▶ _Given request_
Every line below must be reproduced exactly. Copy them all.
Start of Records for the task
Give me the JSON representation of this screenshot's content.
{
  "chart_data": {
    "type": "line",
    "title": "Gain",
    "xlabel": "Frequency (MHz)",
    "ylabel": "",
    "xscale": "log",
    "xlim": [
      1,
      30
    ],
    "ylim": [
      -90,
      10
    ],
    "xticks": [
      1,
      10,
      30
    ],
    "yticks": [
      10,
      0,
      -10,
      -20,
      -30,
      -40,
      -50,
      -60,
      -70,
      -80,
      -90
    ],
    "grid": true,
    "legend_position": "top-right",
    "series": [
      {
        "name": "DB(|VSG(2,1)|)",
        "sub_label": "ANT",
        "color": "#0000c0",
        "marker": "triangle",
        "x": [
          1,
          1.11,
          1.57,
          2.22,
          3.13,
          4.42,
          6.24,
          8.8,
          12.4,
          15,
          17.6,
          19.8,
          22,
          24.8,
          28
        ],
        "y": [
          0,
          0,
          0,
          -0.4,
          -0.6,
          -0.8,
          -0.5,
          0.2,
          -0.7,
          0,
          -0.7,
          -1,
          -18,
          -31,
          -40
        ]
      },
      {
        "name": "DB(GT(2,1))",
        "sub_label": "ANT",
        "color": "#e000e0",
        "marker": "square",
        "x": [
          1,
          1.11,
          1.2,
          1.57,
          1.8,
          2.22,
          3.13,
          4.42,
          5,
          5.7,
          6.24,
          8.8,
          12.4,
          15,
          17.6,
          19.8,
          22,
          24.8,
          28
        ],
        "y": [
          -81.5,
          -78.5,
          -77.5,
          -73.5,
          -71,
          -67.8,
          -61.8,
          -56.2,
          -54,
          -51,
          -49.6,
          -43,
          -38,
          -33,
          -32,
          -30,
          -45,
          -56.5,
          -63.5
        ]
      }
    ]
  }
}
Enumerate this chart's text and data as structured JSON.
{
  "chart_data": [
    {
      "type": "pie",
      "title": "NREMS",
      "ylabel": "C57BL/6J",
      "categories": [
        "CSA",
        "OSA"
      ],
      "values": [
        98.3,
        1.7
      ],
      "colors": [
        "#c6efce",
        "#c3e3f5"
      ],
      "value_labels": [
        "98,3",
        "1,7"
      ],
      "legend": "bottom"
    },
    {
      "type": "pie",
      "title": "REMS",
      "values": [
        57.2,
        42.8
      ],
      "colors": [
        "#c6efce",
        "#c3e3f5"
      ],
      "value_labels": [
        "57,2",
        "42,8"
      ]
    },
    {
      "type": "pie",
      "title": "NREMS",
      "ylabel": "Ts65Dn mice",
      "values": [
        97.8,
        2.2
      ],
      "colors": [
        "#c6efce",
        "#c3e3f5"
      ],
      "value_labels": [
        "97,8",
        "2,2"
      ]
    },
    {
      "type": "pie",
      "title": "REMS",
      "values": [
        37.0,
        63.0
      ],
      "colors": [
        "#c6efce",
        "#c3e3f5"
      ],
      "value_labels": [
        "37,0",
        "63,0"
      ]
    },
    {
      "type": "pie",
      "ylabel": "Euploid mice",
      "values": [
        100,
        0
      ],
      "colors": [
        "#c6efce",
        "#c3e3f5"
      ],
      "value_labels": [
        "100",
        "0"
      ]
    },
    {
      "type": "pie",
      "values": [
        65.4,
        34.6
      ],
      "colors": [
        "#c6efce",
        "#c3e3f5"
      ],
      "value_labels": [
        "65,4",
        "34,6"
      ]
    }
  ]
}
End of Records for the task
▶ _Solution to this exercise_
Give me the JSON representation of this screenshot's content.
{
  "chart_data": {
    "type": "line",
    "title": "Gain",
    "xlabel": "Frequency (MHz)",
    "ylabel": "",
    "xscale": "log",
    "xlim": [
      1,
      30
    ],
    "ylim": [
      -90,
      10
    ],
    "xticks": [
      1,
      10,
      30
    ],
    "yticks": [
      10,
      0,
      -10,
      -20,
      -30,
      -40,
      -50,
      -60,
      -70,
      -80,
      -90
    ],
    "grid": true,
    "legend_position": "top-right",
    "series": [
      {
        "name": "DB(|VSG(2,1)|)",
        "sub_label": "ANT",
        "color": "#0000c0",
        "marker": "triangle",
        "x": [
          1,
          1.11,
          1.57,
          2.22,
          3.13,
          4.42,
          6.24,
          8.8,
          12.4,
          15,
          17.6,
          19.8,
          22,
          24.8,
          28
        ],
        "y": [
          0,
          0,
          0,
          -0.4,
          -0.6,
          -0.8,
          -0.5,
          0.2,
          -0.7,
          0,
          -0.7,
          -1,
          -18,
          -31,
          -40
        ]
      },
      {
        "name": "DB(GT(2,1))",
        "sub_label": "ANT",
        "color": "#e000e0",
        "marker": "square",
        "x": [
          1,
          1.11,
          1.2,
          1.57,
          1.8,
          2.22,
          3.13,
          4.42,
          5,
          5.7,
          6.24,
          8.8,
          12.4,
          15,
          17.6,
          19.8,
          22,
          24.8,
          28
        ],
        "y": [
          -81.5,
          -78.5,
          -77.5,
          -73.5,
          -71,
          -67.8,
          -61.8,
          -56.2,
          -54,
          -51,
          -49.6,
          -43,
          -38,
          -33,
          -32,
          -30,
          -45,
          -56.5,
          -63.5
        ]
      }
    ]
  }
}
Enumerate this chart's text and data as structured JSON.
{
  "chart_data": [
    {
      "type": "pie",
      "title": "NREMS",
      "ylabel": "C57BL/6J",
      "categories": [
        "CSA",
        "OSA"
      ],
      "values": [
        98.3,
        1.7
      ],
      "colors": [
        "#c6efce",
        "#c3e3f5"
      ],
      "value_labels": [
        "98,3",
        "1,7"
      ],
      "legend": "bottom"
    },
    {
      "type": "pie",
      "title": "REMS",
      "values": [
        57.2,
        42.8
      ],
      "colors": [
        "#c6efce",
        "#c3e3f5"
      ],
      "value_labels": [
        "57,2",
        "42,8"
      ]
    },
    {
      "type": "pie",
      "title": "NREMS",
      "ylabel": "Ts65Dn mice",
      "values": [
        97.8,
        2.2
      ],
      "colors": [
        "#c6efce",
        "#c3e3f5"
      ],
      "value_labels": [
        "97,8",
        "2,2"
      ]
    },
    {
      "type": "pie",
      "title": "REMS",
      "values": [
        37.0,
        63.0
      ],
      "colors": [
        "#c6efce",
        "#c3e3f5"
      ],
      "value_labels": [
        "37,0",
        "63,0"
      ]
    },
    {
      "type": "pie",
      "ylabel": "Euploid mice",
      "values": [
        100,
        0
      ],
      "colors": [
        "#c6efce",
        "#c3e3f5"
      ],
      "value_labels": [
        "100",
        "0"
      ]
    },
    {
      "type": "pie",
      "values": [
        65.4,
        34.6
      ],
      "colors": [
        "#c6efce",
        "#c3e3f5"
      ],
      "value_labels": [
        "65,4",
        "34,6"
      ]
    }
  ]
}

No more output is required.